:: Document ::
───

Chaque jour depuis 10 ans, plus de 40 automobilistes voient leur permis suspendu sur-le-champ à cause de l'alcool. C'est en moyenne 15 600 permis par année, dont 85 % appartiennent à des hommes. Mais de plus en plus de Québécoises font partie du lot, selon l'analyse de La Presse des données de la Société de l'assurance automobile du Québec (SAAQ).

HAUSSE DES SUSPENSIONS DE 15 %

Le taux de suspension de permis de conductrices a augmenté de 15 % en 2014 par rapport à la moyenne de 2000 à 2013. Pour les femmes de 20 à 34 ans, la hausse est même de 50 %. Chez l'ensemble des hommes, on observe une baisse de 19 %, surtout marquée chez les moins de 19 ans. Plus d'hommes que de femmes sont pris en flagrant délit, mais le ratio change. En 2005, le permis de six fois plus d'hommes que de femmes a été suspendu, alors qu'en 2014, c'était quatre fois plus - en tenant compte du nombre de titulaires de permis par sexe. L'alcool est derrière 91 % des infractions au Code criminel reliées à la conduite d'un véhicule.

───

:: Consigne ::
Pouvez-vous recopier fidèlement, dans l'article sur les suspensions de permis, le passage allant de « HAUSSE DES SUSPENSIONS » jusqu'à « conduite d'un véhicule. » ?

:: Données fournies ::
───

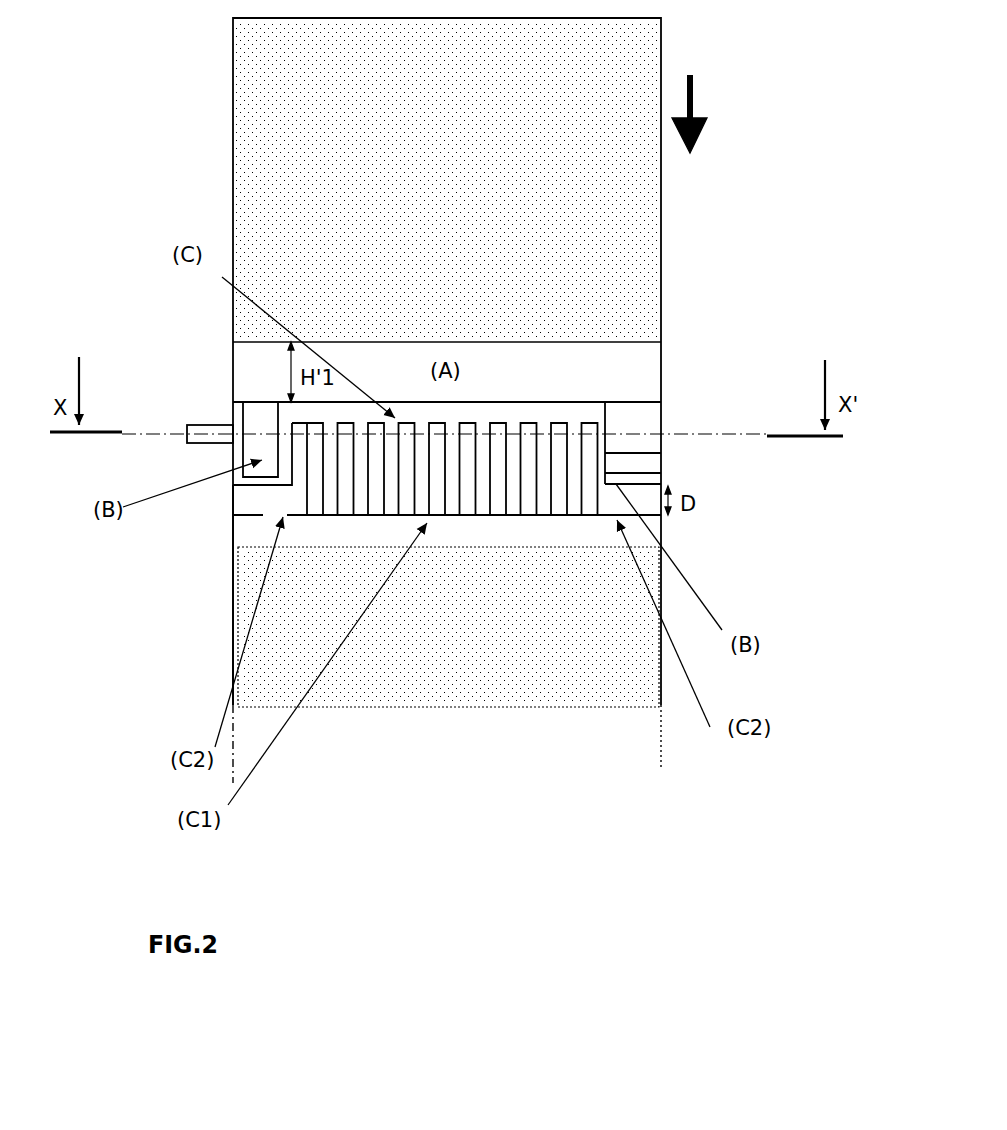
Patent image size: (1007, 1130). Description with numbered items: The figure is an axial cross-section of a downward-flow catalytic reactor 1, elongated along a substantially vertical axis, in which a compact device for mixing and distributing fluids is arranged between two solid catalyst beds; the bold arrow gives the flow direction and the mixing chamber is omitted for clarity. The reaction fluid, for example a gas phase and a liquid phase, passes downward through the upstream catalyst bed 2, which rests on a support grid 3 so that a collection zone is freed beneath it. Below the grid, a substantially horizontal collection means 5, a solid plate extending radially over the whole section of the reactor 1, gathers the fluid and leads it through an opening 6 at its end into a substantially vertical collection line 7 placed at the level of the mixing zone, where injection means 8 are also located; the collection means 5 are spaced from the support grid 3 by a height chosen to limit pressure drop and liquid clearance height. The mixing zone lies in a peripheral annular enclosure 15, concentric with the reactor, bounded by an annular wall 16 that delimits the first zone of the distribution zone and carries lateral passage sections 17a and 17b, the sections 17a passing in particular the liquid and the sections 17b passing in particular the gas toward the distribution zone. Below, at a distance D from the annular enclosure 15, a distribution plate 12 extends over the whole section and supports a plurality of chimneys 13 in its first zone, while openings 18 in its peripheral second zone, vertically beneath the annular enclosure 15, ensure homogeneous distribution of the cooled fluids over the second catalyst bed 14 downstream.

───

:: Résultat ::
HAUSSE DES SUSPENSIONS DE 15 %

Le taux de suspension de permis de conductrices a augmenté de 15 % en 2014 par rapport à la moyenne de 2000 à 2013. Pour les femmes de 20 à 34 ans, la hausse est même de 50 %. Chez l'ensemble des hommes, on observe une baisse de 19 %, surtout marquée chez les moins de 19 ans. Plus d'hommes que de femmes sont pris en flagrant délit, mais le ratio change. En 2005, le permis de six fois plus d'hommes que de femmes a été suspendu, alors qu'en 2014, c'était quatre fois plus - en tenant compte du nombre de titulaires de permis par sexe. L'alcool est derrière 91 % des infractions au Code criminel reliées à la conduite d'un véhicule.